EXERCISE GOAL:
Locate every line that holds the string "Certificate" and copy it.

START MATERIAL SHOWN

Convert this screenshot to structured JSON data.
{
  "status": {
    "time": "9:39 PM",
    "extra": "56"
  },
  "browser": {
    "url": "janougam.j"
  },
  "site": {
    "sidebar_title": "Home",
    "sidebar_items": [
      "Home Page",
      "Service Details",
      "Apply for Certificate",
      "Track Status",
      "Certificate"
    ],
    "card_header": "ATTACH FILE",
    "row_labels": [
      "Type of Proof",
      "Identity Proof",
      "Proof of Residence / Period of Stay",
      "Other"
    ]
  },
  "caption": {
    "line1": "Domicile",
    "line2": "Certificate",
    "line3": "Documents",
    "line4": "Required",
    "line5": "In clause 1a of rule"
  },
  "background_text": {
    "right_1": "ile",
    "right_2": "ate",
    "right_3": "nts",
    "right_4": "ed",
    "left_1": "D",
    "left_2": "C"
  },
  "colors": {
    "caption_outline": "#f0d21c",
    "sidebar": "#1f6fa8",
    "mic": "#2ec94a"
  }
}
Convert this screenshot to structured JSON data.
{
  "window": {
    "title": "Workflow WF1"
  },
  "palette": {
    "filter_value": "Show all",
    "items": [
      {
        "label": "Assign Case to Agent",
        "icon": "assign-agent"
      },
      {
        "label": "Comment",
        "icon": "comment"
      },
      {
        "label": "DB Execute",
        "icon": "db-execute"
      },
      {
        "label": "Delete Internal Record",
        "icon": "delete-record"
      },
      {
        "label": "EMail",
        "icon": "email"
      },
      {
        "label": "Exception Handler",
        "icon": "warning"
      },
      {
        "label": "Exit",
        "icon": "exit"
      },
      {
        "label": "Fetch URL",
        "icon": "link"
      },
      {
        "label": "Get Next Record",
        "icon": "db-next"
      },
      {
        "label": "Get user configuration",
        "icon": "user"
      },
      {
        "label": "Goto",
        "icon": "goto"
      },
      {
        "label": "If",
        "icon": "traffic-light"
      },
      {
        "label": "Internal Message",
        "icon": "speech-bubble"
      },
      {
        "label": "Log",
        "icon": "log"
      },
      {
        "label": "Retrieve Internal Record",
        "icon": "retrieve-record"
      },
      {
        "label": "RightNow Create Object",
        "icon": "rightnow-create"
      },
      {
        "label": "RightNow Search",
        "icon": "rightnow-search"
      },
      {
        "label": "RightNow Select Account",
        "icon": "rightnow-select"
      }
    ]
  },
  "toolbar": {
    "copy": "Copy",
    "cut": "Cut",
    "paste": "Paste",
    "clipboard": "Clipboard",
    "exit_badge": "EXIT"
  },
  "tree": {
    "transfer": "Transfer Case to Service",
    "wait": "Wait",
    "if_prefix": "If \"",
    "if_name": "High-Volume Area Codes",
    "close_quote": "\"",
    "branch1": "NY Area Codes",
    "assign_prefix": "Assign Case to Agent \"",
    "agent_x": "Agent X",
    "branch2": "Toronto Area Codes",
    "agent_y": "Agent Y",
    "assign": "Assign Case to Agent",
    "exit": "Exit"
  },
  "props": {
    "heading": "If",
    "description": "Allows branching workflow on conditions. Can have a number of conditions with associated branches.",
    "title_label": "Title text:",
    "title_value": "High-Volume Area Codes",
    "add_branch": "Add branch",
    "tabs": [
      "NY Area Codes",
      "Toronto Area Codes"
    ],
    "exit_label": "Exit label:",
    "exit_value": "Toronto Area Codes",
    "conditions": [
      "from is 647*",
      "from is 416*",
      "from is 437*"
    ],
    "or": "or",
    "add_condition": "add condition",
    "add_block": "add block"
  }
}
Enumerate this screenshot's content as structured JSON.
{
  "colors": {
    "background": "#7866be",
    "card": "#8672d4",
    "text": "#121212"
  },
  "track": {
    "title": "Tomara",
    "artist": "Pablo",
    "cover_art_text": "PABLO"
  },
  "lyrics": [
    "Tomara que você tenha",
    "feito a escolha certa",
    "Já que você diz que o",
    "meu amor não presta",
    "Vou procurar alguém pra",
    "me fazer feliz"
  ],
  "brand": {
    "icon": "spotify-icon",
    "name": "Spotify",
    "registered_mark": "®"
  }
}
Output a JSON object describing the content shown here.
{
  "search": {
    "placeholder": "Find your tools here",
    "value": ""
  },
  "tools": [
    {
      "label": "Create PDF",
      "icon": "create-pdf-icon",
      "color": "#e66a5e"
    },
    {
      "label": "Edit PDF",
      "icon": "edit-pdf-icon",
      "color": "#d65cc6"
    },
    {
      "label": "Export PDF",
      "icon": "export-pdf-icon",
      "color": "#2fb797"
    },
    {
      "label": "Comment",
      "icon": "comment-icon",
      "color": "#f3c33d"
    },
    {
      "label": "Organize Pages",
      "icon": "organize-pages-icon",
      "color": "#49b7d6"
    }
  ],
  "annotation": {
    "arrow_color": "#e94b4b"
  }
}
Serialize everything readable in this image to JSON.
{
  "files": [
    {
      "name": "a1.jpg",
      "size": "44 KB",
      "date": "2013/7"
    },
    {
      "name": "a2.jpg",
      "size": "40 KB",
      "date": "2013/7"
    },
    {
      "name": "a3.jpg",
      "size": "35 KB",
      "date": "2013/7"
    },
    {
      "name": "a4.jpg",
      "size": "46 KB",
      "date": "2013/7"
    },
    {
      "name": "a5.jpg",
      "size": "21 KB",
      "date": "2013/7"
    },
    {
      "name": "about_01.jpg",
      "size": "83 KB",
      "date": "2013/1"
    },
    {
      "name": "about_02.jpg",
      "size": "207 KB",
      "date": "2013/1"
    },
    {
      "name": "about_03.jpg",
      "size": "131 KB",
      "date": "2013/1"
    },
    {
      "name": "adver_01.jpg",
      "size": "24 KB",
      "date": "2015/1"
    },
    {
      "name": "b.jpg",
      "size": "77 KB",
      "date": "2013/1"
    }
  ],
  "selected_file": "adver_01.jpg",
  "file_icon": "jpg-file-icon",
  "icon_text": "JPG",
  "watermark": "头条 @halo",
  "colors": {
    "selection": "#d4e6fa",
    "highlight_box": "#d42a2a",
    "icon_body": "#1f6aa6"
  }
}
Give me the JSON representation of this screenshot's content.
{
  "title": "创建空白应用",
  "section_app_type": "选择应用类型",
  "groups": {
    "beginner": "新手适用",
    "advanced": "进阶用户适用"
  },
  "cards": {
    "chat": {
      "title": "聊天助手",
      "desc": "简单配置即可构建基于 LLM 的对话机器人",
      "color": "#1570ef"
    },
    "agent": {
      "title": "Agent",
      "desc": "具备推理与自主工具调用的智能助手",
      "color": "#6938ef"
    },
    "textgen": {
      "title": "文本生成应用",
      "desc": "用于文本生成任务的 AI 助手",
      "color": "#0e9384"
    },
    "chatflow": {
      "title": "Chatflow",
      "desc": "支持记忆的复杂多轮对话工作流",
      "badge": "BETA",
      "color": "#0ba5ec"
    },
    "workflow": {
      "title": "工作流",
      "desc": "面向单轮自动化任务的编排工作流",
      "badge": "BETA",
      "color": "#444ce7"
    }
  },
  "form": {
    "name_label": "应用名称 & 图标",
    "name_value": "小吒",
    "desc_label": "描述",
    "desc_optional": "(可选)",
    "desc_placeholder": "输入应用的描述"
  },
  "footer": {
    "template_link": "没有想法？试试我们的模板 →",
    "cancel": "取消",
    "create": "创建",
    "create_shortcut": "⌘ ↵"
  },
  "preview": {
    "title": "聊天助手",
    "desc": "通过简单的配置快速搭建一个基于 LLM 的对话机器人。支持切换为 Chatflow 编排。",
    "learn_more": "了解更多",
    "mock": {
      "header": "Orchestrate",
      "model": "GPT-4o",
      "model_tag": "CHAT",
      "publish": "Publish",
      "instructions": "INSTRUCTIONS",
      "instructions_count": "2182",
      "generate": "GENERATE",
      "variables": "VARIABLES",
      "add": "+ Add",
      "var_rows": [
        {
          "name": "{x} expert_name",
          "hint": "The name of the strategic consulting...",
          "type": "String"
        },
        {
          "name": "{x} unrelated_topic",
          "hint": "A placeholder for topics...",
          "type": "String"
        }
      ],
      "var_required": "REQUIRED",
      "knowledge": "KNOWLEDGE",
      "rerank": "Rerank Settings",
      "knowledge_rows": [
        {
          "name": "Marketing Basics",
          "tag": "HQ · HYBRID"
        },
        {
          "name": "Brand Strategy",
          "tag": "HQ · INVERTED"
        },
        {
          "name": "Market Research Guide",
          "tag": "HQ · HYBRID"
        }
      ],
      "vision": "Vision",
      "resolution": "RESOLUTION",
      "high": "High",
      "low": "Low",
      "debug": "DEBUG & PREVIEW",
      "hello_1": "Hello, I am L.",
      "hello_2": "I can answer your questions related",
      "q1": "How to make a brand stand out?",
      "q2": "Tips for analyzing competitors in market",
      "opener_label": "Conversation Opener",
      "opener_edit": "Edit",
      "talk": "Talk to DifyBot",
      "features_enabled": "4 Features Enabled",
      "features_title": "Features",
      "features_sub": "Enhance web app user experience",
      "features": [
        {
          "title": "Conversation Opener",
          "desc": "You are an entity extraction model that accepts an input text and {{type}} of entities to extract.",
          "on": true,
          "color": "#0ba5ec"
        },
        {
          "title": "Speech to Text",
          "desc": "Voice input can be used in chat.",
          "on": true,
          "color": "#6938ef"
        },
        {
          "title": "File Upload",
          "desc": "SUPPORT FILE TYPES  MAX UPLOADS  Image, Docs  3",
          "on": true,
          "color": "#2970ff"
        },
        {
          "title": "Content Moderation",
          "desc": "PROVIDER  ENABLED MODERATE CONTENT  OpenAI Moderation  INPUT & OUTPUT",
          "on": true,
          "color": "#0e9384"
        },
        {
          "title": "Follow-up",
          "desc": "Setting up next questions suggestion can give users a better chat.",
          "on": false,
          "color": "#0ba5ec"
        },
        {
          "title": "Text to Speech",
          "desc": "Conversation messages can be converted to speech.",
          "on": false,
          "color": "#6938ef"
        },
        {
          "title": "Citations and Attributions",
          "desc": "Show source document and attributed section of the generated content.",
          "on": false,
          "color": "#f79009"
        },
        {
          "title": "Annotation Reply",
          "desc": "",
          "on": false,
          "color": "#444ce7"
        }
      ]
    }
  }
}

END MATERIAL SHOWN

FINISHED TASK:
      "Apply for Certificate",
      "Certificate"
    "line2": "Certificate",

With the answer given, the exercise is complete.